TASK GOAL: Extract each line bearing the word "Applications".

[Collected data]
----

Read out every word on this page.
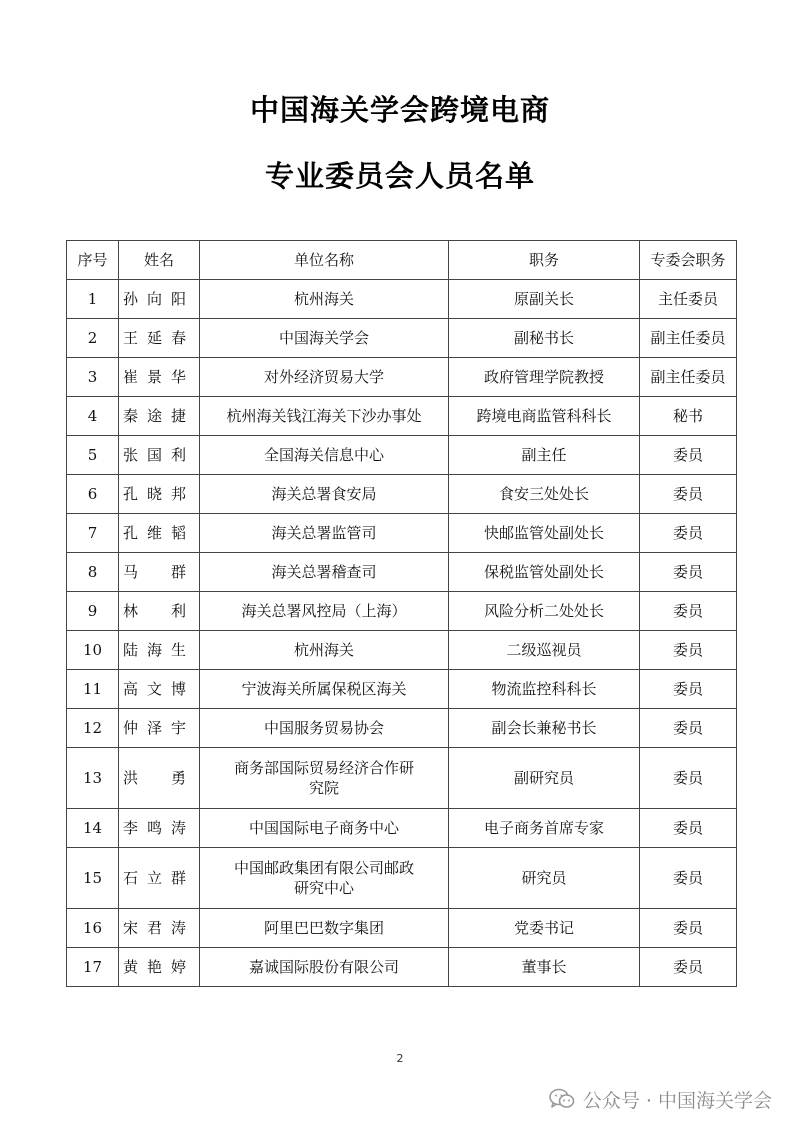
中国海关学会跨境电商
专业委员会人员名单
序号	姓名	单位名称	职务	专委会职务
1	孙向阳	杭州海关	原副关长	主任委员
2	王延春	中国海关学会	副秘书长	副主任委员
3	崔景华	对外经济贸易大学	政府管理学院教授	副主任委员
4	秦途捷	杭州海关钱江海关下沙办事处	跨境电商监管科科长	秘书
5	张国利	全国海关信息中心	副主任	委员
6	孔晓邦	海关总署食安局	食安三处处长	委员
7	孔维韬	海关总署监管司	快邮监管处副处长	委员
8	马　群	海关总署稽查司	保税监管处副处长	委员
9	林　利	海关总署风控局（上海）	风险分析二处处长	委员
10	陆海生	杭州海关	二级巡视员	委员
11	高文博	宁波海关所属保税区海关	物流监控科科长	委员
12	仲泽宇	中国服务贸易协会	副会长兼秘书长	委员
13	洪　勇	商务部国际贸易经济合作研
究院	副研究员	委员
14	李鸣涛	中国国际电子商务中心	电子商务首席专家	委员
15	石立群	中国邮政集团有限公司邮政
研究中心	研究员	委员
16	宋君涛	阿里巴巴数字集团	党委书记	委员
17	黄艳婷	嘉诚国际股份有限公司	董事长	委员
2
公众号 · 中国海关学会
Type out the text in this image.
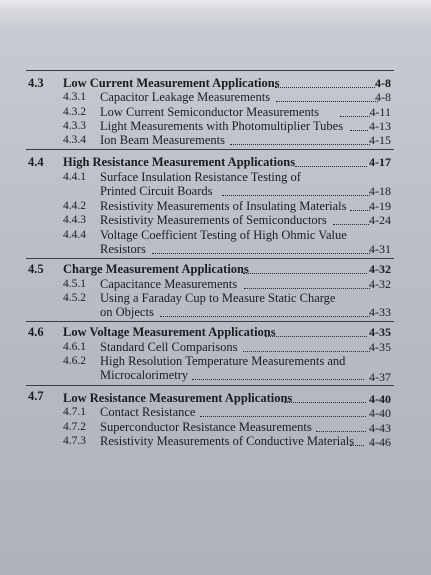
4.3 Low Current Measurement Applications	4-8
4.3.1 Capacitor Leakage Measurements	4-8
4.3.2 Low Current Semiconductor Measurements	4-11
4.3.3 Light Measurements with Photomultiplier Tubes 4-13
4.3.4 Ion Beam Measurements	4-15
4.4 High Resistance Measurement Applications	4-17
4.4.1 Surface Insulation Resistance Testing of
Printed Circuit Boards	4-18
4.4.2 Resistivity Measurements of Insulating Materials 4-19
4.4.3 Resistivity Measurements of Semiconductors	4-24
4.4.4 Voltage Coefficient Testing of High Ohmic Value
Resistors	4-31
4.5 Charge Measurement Applications	4-32
4.5.1 Capacitance Measurements	4-32
4.5.2 Using a Faraday Cup to Measure Static Charge
on Objects	4-33
4.6 Low Voltage Measurement Applications	4-35
4.6.1 Standard Cell Comparisons	4-35
4.6.2 High Resolution Temperature Measurements and
Microcalorimetry	4-37
4.7 Low Resistance Measurement Applications	4-40
4.7.1 Contact Resistance	4-40
4.7.2 Superconductor Resistance Measurements	4-43
4.7.3 Resistivity Measurements of Conductive Materials 4-46
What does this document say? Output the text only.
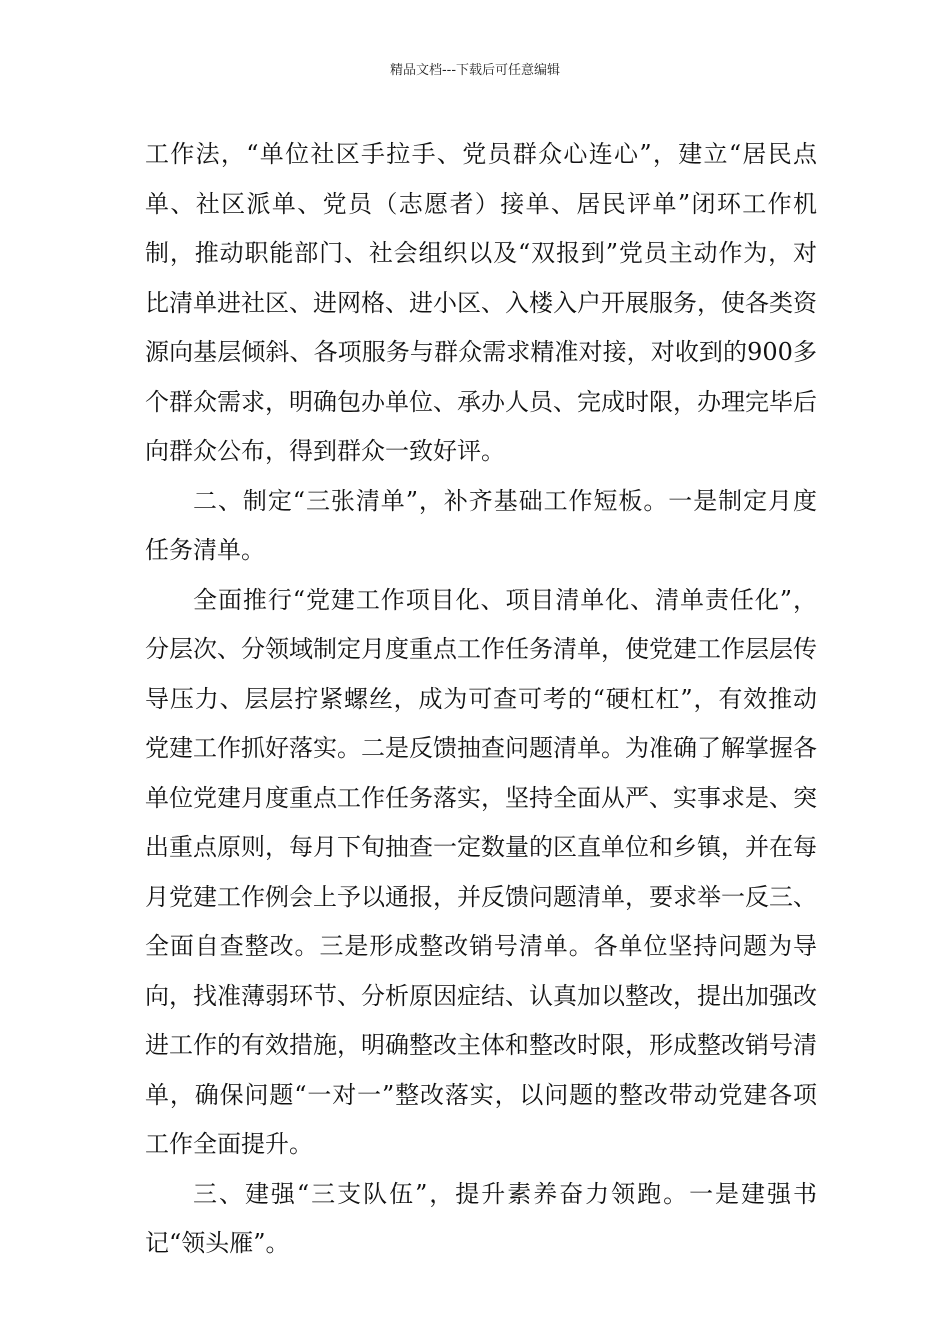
精品文档---下载后可任意编辑

工作法，“单位社区手拉手、党员群众心连心”，建立“居民点单、社区派单、党员（志愿者）接单、居民评单”闭环工作机制，推动职能部门、社会组织以及“双报到”党员主动作为，对比清单进社区、进网格、进小区、入楼入户开展服务，使各类资源向基层倾斜、各项服务与群众需求精准对接，对收到的900多个群众需求，明确包办单位、承办人员、完成时限，办理完毕后向群众公布，得到群众一致好评。

二、制定“三张清单”，补齐基础工作短板。一是制定月度任务清单。

全面推行“党建工作项目化、项目清单化、清单责任化”，分层次、分领域制定月度重点工作任务清单，使党建工作层层传导压力、层层拧紧螺丝，成为可查可考的“硬杠杠”，有效推动党建工作抓好落实。二是反馈抽查问题清单。为准确了解掌握各单位党建月度重点工作任务落实，坚持全面从严、实事求是、突出重点原则，每月下旬抽查一定数量的区直单位和乡镇，并在每月党建工作例会上予以通报，并反馈问题清单，要求举一反三、全面自查整改。三是形成整改销号清单。各单位坚持问题为导向，找准薄弱环节、分析原因症结、认真加以整改，提出加强改进工作的有效措施，明确整改主体和整改时限，形成整改销号清单，确保问题“一对一”整改落实，以问题的整改带动党建各项工作全面提升。

三、建强“三支队伍”，提升素养奋力领跑。一是建强书记“领头雁”。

----

THE SOLUTION:
4.3 Low Current Measurement Applications	4-8
4.4 High Resistance Measurement Applications	4-17
4.5 Charge Measurement Applications	4-32
4.6 Low Voltage Measurement Applications	4-35
4.7 Low Resistance Measurement Applications	4-40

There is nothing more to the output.